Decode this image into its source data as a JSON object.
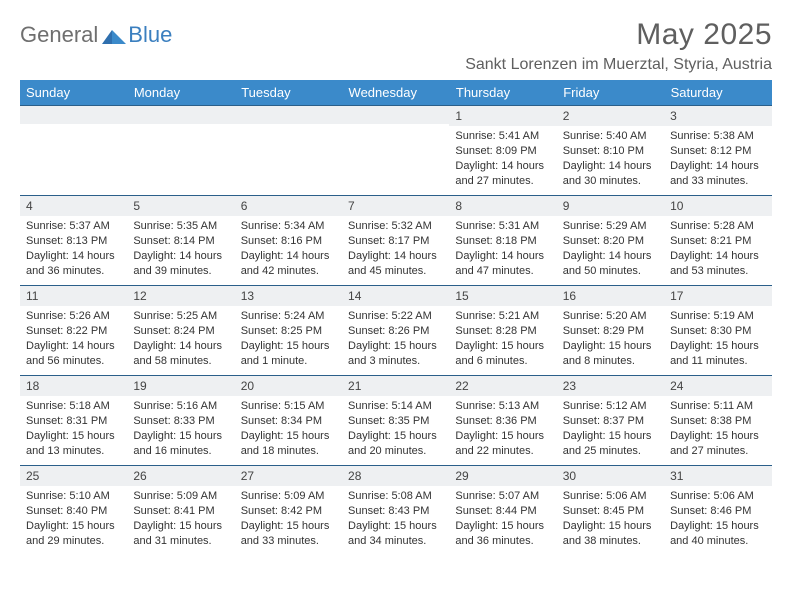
{
  "brand": {
    "part1": "General",
    "part2": "Blue"
  },
  "title": "May 2025",
  "location": "Sankt Lorenzen im Muerztal, Styria, Austria",
  "colors": {
    "header_bg": "#3b8aca",
    "header_text": "#ffffff",
    "band_bg": "#eef0f2",
    "band_border": "#2a5f8a",
    "body_text": "#333333",
    "title_text": "#5f5f5f",
    "logo_gray": "#6f6f6f",
    "logo_blue": "#3b7fbf",
    "page_bg": "#ffffff"
  },
  "typography": {
    "title_fontsize": 30,
    "location_fontsize": 16,
    "header_fontsize": 13,
    "daynum_fontsize": 12,
    "cell_fontsize": 11,
    "logo_fontsize": 22
  },
  "calendar": {
    "columns": [
      "Sunday",
      "Monday",
      "Tuesday",
      "Wednesday",
      "Thursday",
      "Friday",
      "Saturday"
    ],
    "weeks": [
      [
        null,
        null,
        null,
        null,
        {
          "day": "1",
          "sunrise": "Sunrise: 5:41 AM",
          "sunset": "Sunset: 8:09 PM",
          "daylight": "Daylight: 14 hours and 27 minutes."
        },
        {
          "day": "2",
          "sunrise": "Sunrise: 5:40 AM",
          "sunset": "Sunset: 8:10 PM",
          "daylight": "Daylight: 14 hours and 30 minutes."
        },
        {
          "day": "3",
          "sunrise": "Sunrise: 5:38 AM",
          "sunset": "Sunset: 8:12 PM",
          "daylight": "Daylight: 14 hours and 33 minutes."
        }
      ],
      [
        {
          "day": "4",
          "sunrise": "Sunrise: 5:37 AM",
          "sunset": "Sunset: 8:13 PM",
          "daylight": "Daylight: 14 hours and 36 minutes."
        },
        {
          "day": "5",
          "sunrise": "Sunrise: 5:35 AM",
          "sunset": "Sunset: 8:14 PM",
          "daylight": "Daylight: 14 hours and 39 minutes."
        },
        {
          "day": "6",
          "sunrise": "Sunrise: 5:34 AM",
          "sunset": "Sunset: 8:16 PM",
          "daylight": "Daylight: 14 hours and 42 minutes."
        },
        {
          "day": "7",
          "sunrise": "Sunrise: 5:32 AM",
          "sunset": "Sunset: 8:17 PM",
          "daylight": "Daylight: 14 hours and 45 minutes."
        },
        {
          "day": "8",
          "sunrise": "Sunrise: 5:31 AM",
          "sunset": "Sunset: 8:18 PM",
          "daylight": "Daylight: 14 hours and 47 minutes."
        },
        {
          "day": "9",
          "sunrise": "Sunrise: 5:29 AM",
          "sunset": "Sunset: 8:20 PM",
          "daylight": "Daylight: 14 hours and 50 minutes."
        },
        {
          "day": "10",
          "sunrise": "Sunrise: 5:28 AM",
          "sunset": "Sunset: 8:21 PM",
          "daylight": "Daylight: 14 hours and 53 minutes."
        }
      ],
      [
        {
          "day": "11",
          "sunrise": "Sunrise: 5:26 AM",
          "sunset": "Sunset: 8:22 PM",
          "daylight": "Daylight: 14 hours and 56 minutes."
        },
        {
          "day": "12",
          "sunrise": "Sunrise: 5:25 AM",
          "sunset": "Sunset: 8:24 PM",
          "daylight": "Daylight: 14 hours and 58 minutes."
        },
        {
          "day": "13",
          "sunrise": "Sunrise: 5:24 AM",
          "sunset": "Sunset: 8:25 PM",
          "daylight": "Daylight: 15 hours and 1 minute."
        },
        {
          "day": "14",
          "sunrise": "Sunrise: 5:22 AM",
          "sunset": "Sunset: 8:26 PM",
          "daylight": "Daylight: 15 hours and 3 minutes."
        },
        {
          "day": "15",
          "sunrise": "Sunrise: 5:21 AM",
          "sunset": "Sunset: 8:28 PM",
          "daylight": "Daylight: 15 hours and 6 minutes."
        },
        {
          "day": "16",
          "sunrise": "Sunrise: 5:20 AM",
          "sunset": "Sunset: 8:29 PM",
          "daylight": "Daylight: 15 hours and 8 minutes."
        },
        {
          "day": "17",
          "sunrise": "Sunrise: 5:19 AM",
          "sunset": "Sunset: 8:30 PM",
          "daylight": "Daylight: 15 hours and 11 minutes."
        }
      ],
      [
        {
          "day": "18",
          "sunrise": "Sunrise: 5:18 AM",
          "sunset": "Sunset: 8:31 PM",
          "daylight": "Daylight: 15 hours and 13 minutes."
        },
        {
          "day": "19",
          "sunrise": "Sunrise: 5:16 AM",
          "sunset": "Sunset: 8:33 PM",
          "daylight": "Daylight: 15 hours and 16 minutes."
        },
        {
          "day": "20",
          "sunrise": "Sunrise: 5:15 AM",
          "sunset": "Sunset: 8:34 PM",
          "daylight": "Daylight: 15 hours and 18 minutes."
        },
        {
          "day": "21",
          "sunrise": "Sunrise: 5:14 AM",
          "sunset": "Sunset: 8:35 PM",
          "daylight": "Daylight: 15 hours and 20 minutes."
        },
        {
          "day": "22",
          "sunrise": "Sunrise: 5:13 AM",
          "sunset": "Sunset: 8:36 PM",
          "daylight": "Daylight: 15 hours and 22 minutes."
        },
        {
          "day": "23",
          "sunrise": "Sunrise: 5:12 AM",
          "sunset": "Sunset: 8:37 PM",
          "daylight": "Daylight: 15 hours and 25 minutes."
        },
        {
          "day": "24",
          "sunrise": "Sunrise: 5:11 AM",
          "sunset": "Sunset: 8:38 PM",
          "daylight": "Daylight: 15 hours and 27 minutes."
        }
      ],
      [
        {
          "day": "25",
          "sunrise": "Sunrise: 5:10 AM",
          "sunset": "Sunset: 8:40 PM",
          "daylight": "Daylight: 15 hours and 29 minutes."
        },
        {
          "day": "26",
          "sunrise": "Sunrise: 5:09 AM",
          "sunset": "Sunset: 8:41 PM",
          "daylight": "Daylight: 15 hours and 31 minutes."
        },
        {
          "day": "27",
          "sunrise": "Sunrise: 5:09 AM",
          "sunset": "Sunset: 8:42 PM",
          "daylight": "Daylight: 15 hours and 33 minutes."
        },
        {
          "day": "28",
          "sunrise": "Sunrise: 5:08 AM",
          "sunset": "Sunset: 8:43 PM",
          "daylight": "Daylight: 15 hours and 34 minutes."
        },
        {
          "day": "29",
          "sunrise": "Sunrise: 5:07 AM",
          "sunset": "Sunset: 8:44 PM",
          "daylight": "Daylight: 15 hours and 36 minutes."
        },
        {
          "day": "30",
          "sunrise": "Sunrise: 5:06 AM",
          "sunset": "Sunset: 8:45 PM",
          "daylight": "Daylight: 15 hours and 38 minutes."
        },
        {
          "day": "31",
          "sunrise": "Sunrise: 5:06 AM",
          "sunset": "Sunset: 8:46 PM",
          "daylight": "Daylight: 15 hours and 40 minutes."
        }
      ]
    ]
  }
}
※ ※ ※
**Stated exercise**.
Set down the lines of the records above exactly, apart from the pictures.

**Output for this task**.
Decode this image into its source data as a JSON object.
{
  "brand": {
    "part1": "General",
    "part2": "Blue"
  },
  "title": "May 2025",
  "location": "Sankt Lorenzen im Muerztal, Styria, Austria",
  "colors": {
    "header_bg": "#3b8aca",
    "header_text": "#ffffff",
    "band_bg": "#eef0f2",
    "band_border": "#2a5f8a",
    "body_text": "#333333",
    "title_text": "#5f5f5f",
    "logo_gray": "#6f6f6f",
    "logo_blue": "#3b7fbf",
    "page_bg": "#ffffff"
  },
  "typography": {
    "title_fontsize": 30,
    "location_fontsize": 16,
    "header_fontsize": 13,
    "daynum_fontsize": 12,
    "cell_fontsize": 11,
    "logo_fontsize": 22
  },
  "calendar": {
    "columns": [
      "Sunday",
      "Monday",
      "Tuesday",
      "Wednesday",
      "Thursday",
      "Friday",
      "Saturday"
    ],
    "weeks": [
      [
        null,
        null,
        null,
        null,
        {
          "day": "1",
          "sunrise": "Sunrise: 5:41 AM",
          "sunset": "Sunset: 8:09 PM",
          "daylight": "Daylight: 14 hours and 27 minutes."
        },
        {
          "day": "2",
          "sunrise": "Sunrise: 5:40 AM",
          "sunset": "Sunset: 8:10 PM",
          "daylight": "Daylight: 14 hours and 30 minutes."
        },
        {
          "day": "3",
          "sunrise": "Sunrise: 5:38 AM",
          "sunset": "Sunset: 8:12 PM",
          "daylight": "Daylight: 14 hours and 33 minutes."
        }
      ],
      [
        {
          "day": "4",
          "sunrise": "Sunrise: 5:37 AM",
          "sunset": "Sunset: 8:13 PM",
          "daylight": "Daylight: 14 hours and 36 minutes."
        },
        {
          "day": "5",
          "sunrise": "Sunrise: 5:35 AM",
          "sunset": "Sunset: 8:14 PM",
          "daylight": "Daylight: 14 hours and 39 minutes."
        },
        {
          "day": "6",
          "sunrise": "Sunrise: 5:34 AM",
          "sunset": "Sunset: 8:16 PM",
          "daylight": "Daylight: 14 hours and 42 minutes."
        },
        {
          "day": "7",
          "sunrise": "Sunrise: 5:32 AM",
          "sunset": "Sunset: 8:17 PM",
          "daylight": "Daylight: 14 hours and 45 minutes."
        },
        {
          "day": "8",
          "sunrise": "Sunrise: 5:31 AM",
          "sunset": "Sunset: 8:18 PM",
          "daylight": "Daylight: 14 hours and 47 minutes."
        },
        {
          "day": "9",
          "sunrise": "Sunrise: 5:29 AM",
          "sunset": "Sunset: 8:20 PM",
          "daylight": "Daylight: 14 hours and 50 minutes."
        },
        {
          "day": "10",
          "sunrise": "Sunrise: 5:28 AM",
          "sunset": "Sunset: 8:21 PM",
          "daylight": "Daylight: 14 hours and 53 minutes."
        }
      ],
      [
        {
          "day": "11",
          "sunrise": "Sunrise: 5:26 AM",
          "sunset": "Sunset: 8:22 PM",
          "daylight": "Daylight: 14 hours and 56 minutes."
        },
        {
          "day": "12",
          "sunrise": "Sunrise: 5:25 AM",
          "sunset": "Sunset: 8:24 PM",
          "daylight": "Daylight: 14 hours and 58 minutes."
        },
        {
          "day": "13",
          "sunrise": "Sunrise: 5:24 AM",
          "sunset": "Sunset: 8:25 PM",
          "daylight": "Daylight: 15 hours and 1 minute."
        },
        {
          "day": "14",
          "sunrise": "Sunrise: 5:22 AM",
          "sunset": "Sunset: 8:26 PM",
          "daylight": "Daylight: 15 hours and 3 minutes."
        },
        {
          "day": "15",
          "sunrise": "Sunrise: 5:21 AM",
          "sunset": "Sunset: 8:28 PM",
          "daylight": "Daylight: 15 hours and 6 minutes."
        },
        {
          "day": "16",
          "sunrise": "Sunrise: 5:20 AM",
          "sunset": "Sunset: 8:29 PM",
          "daylight": "Daylight: 15 hours and 8 minutes."
        },
        {
          "day": "17",
          "sunrise": "Sunrise: 5:19 AM",
          "sunset": "Sunset: 8:30 PM",
          "daylight": "Daylight: 15 hours and 11 minutes."
        }
      ],
      [
        {
          "day": "18",
          "sunrise": "Sunrise: 5:18 AM",
          "sunset": "Sunset: 8:31 PM",
          "daylight": "Daylight: 15 hours and 13 minutes."
        },
        {
          "day": "19",
          "sunrise": "Sunrise: 5:16 AM",
          "sunset": "Sunset: 8:33 PM",
          "daylight": "Daylight: 15 hours and 16 minutes."
        },
        {
          "day": "20",
          "sunrise": "Sunrise: 5:15 AM",
          "sunset": "Sunset: 8:34 PM",
          "daylight": "Daylight: 15 hours and 18 minutes."
        },
        {
          "day": "21",
          "sunrise": "Sunrise: 5:14 AM",
          "sunset": "Sunset: 8:35 PM",
          "daylight": "Daylight: 15 hours and 20 minutes."
        },
        {
          "day": "22",
          "sunrise": "Sunrise: 5:13 AM",
          "sunset": "Sunset: 8:36 PM",
          "daylight": "Daylight: 15 hours and 22 minutes."
        },
        {
          "day": "23",
          "sunrise": "Sunrise: 5:12 AM",
          "sunset": "Sunset: 8:37 PM",
          "daylight": "Daylight: 15 hours and 25 minutes."
        },
        {
          "day": "24",
          "sunrise": "Sunrise: 5:11 AM",
          "sunset": "Sunset: 8:38 PM",
          "daylight": "Daylight: 15 hours and 27 minutes."
        }
      ],
      [
        {
          "day": "25",
          "sunrise": "Sunrise: 5:10 AM",
          "sunset": "Sunset: 8:40 PM",
          "daylight": "Daylight: 15 hours and 29 minutes."
        },
        {
          "day": "26",
          "sunrise": "Sunrise: 5:09 AM",
          "sunset": "Sunset: 8:41 PM",
          "daylight": "Daylight: 15 hours and 31 minutes."
        },
        {
          "day": "27",
          "sunrise": "Sunrise: 5:09 AM",
          "sunset": "Sunset: 8:42 PM",
          "daylight": "Daylight: 15 hours and 33 minutes."
        },
        {
          "day": "28",
          "sunrise": "Sunrise: 5:08 AM",
          "sunset": "Sunset: 8:43 PM",
          "daylight": "Daylight: 15 hours and 34 minutes."
        },
        {
          "day": "29",
          "sunrise": "Sunrise: 5:07 AM",
          "sunset": "Sunset: 8:44 PM",
          "daylight": "Daylight: 15 hours and 36 minutes."
        },
        {
          "day": "30",
          "sunrise": "Sunrise: 5:06 AM",
          "sunset": "Sunset: 8:45 PM",
          "daylight": "Daylight: 15 hours and 38 minutes."
        },
        {
          "day": "31",
          "sunrise": "Sunrise: 5:06 AM",
          "sunset": "Sunset: 8:46 PM",
          "daylight": "Daylight: 15 hours and 40 minutes."
        }
      ]
    ]
  }
}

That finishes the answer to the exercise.